Source data.

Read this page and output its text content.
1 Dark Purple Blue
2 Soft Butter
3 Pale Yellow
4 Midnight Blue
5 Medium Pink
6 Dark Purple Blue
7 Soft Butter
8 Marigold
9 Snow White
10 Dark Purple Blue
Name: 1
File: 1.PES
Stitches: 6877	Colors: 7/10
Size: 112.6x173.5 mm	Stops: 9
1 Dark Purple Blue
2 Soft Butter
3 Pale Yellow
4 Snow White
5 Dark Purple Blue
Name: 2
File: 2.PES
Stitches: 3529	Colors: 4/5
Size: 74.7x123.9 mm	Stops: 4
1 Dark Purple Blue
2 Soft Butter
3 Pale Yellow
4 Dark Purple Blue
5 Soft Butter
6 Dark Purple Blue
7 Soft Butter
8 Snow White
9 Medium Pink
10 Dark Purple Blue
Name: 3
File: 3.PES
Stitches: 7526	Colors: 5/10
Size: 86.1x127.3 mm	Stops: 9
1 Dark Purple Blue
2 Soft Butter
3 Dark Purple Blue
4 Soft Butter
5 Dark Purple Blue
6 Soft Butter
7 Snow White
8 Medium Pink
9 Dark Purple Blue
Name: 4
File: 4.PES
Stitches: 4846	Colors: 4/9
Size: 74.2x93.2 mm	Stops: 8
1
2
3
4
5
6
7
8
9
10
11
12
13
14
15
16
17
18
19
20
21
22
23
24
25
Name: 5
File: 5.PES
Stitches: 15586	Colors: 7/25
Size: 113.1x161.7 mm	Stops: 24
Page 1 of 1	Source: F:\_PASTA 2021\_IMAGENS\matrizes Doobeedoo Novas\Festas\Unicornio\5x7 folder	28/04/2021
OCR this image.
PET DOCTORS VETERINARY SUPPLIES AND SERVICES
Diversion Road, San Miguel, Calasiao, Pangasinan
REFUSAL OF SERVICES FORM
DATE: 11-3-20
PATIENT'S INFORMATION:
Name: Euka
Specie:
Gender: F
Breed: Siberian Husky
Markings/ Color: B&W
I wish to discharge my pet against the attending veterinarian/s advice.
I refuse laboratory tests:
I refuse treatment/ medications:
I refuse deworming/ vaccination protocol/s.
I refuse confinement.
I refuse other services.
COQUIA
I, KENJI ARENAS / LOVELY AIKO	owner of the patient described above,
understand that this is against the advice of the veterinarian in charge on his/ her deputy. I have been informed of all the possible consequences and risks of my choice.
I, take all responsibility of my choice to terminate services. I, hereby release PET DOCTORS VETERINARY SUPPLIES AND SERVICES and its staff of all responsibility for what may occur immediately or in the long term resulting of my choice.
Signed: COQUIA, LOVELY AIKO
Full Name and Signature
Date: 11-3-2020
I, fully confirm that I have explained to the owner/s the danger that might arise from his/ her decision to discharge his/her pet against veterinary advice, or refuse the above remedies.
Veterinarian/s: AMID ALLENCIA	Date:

Request. List each line of the records that holds the string "White".

Answer to this exercise.
9 Snow White
4 Snow White
8 Snow White
7 Snow White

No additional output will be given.